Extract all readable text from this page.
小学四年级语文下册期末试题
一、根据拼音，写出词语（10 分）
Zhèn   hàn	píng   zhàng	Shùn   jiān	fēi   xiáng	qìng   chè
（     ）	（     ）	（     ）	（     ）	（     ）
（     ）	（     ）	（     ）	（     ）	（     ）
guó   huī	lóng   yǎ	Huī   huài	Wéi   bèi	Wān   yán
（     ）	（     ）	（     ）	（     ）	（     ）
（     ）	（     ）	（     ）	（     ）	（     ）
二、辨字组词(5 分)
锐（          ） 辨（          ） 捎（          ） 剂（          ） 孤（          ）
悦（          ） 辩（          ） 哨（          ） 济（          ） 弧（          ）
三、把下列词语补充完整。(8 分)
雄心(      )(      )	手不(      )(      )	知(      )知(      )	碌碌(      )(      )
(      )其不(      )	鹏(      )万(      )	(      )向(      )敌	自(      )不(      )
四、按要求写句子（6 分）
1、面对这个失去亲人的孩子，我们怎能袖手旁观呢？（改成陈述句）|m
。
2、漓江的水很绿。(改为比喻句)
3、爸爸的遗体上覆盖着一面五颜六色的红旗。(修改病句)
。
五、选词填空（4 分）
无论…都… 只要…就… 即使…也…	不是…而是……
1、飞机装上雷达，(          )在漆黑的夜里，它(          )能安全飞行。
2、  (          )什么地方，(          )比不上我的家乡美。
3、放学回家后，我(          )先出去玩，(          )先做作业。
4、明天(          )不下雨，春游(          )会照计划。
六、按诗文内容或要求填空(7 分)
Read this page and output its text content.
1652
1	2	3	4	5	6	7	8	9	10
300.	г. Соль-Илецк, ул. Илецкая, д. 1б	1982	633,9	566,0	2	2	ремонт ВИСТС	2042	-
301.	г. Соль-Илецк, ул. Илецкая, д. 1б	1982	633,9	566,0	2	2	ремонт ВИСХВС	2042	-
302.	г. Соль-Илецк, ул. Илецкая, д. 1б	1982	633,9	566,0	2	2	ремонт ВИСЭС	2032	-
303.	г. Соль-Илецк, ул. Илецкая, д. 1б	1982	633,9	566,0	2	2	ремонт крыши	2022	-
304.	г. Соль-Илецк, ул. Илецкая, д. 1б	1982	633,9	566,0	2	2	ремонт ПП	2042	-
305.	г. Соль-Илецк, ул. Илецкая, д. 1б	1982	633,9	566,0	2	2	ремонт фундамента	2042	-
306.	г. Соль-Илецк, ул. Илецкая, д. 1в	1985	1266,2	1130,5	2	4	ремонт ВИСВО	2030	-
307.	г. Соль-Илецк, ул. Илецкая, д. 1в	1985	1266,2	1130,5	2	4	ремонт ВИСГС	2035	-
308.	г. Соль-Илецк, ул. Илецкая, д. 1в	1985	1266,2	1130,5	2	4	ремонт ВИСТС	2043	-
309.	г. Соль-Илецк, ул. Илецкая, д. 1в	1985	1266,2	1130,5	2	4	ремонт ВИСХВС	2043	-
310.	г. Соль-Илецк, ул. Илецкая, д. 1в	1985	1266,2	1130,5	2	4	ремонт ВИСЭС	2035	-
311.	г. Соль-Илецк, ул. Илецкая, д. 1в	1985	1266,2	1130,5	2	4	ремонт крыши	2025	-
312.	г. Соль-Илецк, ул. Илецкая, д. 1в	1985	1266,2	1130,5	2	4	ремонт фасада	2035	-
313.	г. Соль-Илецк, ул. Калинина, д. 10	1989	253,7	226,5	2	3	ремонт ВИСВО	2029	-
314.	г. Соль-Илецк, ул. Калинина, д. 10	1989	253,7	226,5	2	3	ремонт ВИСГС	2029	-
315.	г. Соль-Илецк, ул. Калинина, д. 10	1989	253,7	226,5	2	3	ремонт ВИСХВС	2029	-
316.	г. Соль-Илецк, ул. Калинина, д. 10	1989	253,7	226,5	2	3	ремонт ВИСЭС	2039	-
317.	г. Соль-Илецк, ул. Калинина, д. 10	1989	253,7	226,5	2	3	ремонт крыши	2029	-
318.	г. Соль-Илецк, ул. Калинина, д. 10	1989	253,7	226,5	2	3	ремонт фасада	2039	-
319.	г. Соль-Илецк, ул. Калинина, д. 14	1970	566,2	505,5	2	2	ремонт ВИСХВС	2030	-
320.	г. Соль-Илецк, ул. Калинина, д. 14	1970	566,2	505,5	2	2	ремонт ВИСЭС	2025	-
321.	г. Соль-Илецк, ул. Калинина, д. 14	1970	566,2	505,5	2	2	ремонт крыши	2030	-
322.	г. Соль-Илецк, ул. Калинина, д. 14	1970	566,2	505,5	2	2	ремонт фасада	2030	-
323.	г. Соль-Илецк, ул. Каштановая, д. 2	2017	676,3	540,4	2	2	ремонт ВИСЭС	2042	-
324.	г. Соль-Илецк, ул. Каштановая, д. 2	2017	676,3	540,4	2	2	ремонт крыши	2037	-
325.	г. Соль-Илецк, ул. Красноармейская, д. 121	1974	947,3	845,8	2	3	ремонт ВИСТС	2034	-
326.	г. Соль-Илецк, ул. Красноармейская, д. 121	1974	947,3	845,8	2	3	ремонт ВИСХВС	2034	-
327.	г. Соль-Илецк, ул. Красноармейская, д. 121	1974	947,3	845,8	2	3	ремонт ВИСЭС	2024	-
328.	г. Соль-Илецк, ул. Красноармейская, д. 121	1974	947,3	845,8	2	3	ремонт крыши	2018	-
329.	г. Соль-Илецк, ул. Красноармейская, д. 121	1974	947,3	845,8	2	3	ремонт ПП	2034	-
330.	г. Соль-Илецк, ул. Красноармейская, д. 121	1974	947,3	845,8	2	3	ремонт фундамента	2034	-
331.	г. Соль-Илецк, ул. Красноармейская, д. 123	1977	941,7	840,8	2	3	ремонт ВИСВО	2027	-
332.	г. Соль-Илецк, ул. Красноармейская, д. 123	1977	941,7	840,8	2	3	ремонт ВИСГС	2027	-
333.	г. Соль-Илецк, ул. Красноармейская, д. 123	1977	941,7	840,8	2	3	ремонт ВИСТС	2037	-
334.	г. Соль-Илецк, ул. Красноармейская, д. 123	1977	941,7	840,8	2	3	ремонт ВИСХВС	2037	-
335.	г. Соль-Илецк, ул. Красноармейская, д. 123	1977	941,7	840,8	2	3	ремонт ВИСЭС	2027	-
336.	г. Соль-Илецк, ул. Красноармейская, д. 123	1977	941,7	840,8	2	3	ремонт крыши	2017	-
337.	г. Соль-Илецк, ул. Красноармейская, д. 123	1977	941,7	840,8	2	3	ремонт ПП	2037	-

++++++++++

Aim of the exercise → Using the material above, copy every line in which the string "Каштановая" occurs.

Solution →
323.	г. Соль-Илецк, ул. Каштановая, д. 2	2017	676,3	540,4	2	2	ремонт ВИСЭС	2042	-
324.	г. Соль-Илецк, ул. Каштановая, д. 2	2017	676,3	540,4	2	2	ремонт крыши	2037	-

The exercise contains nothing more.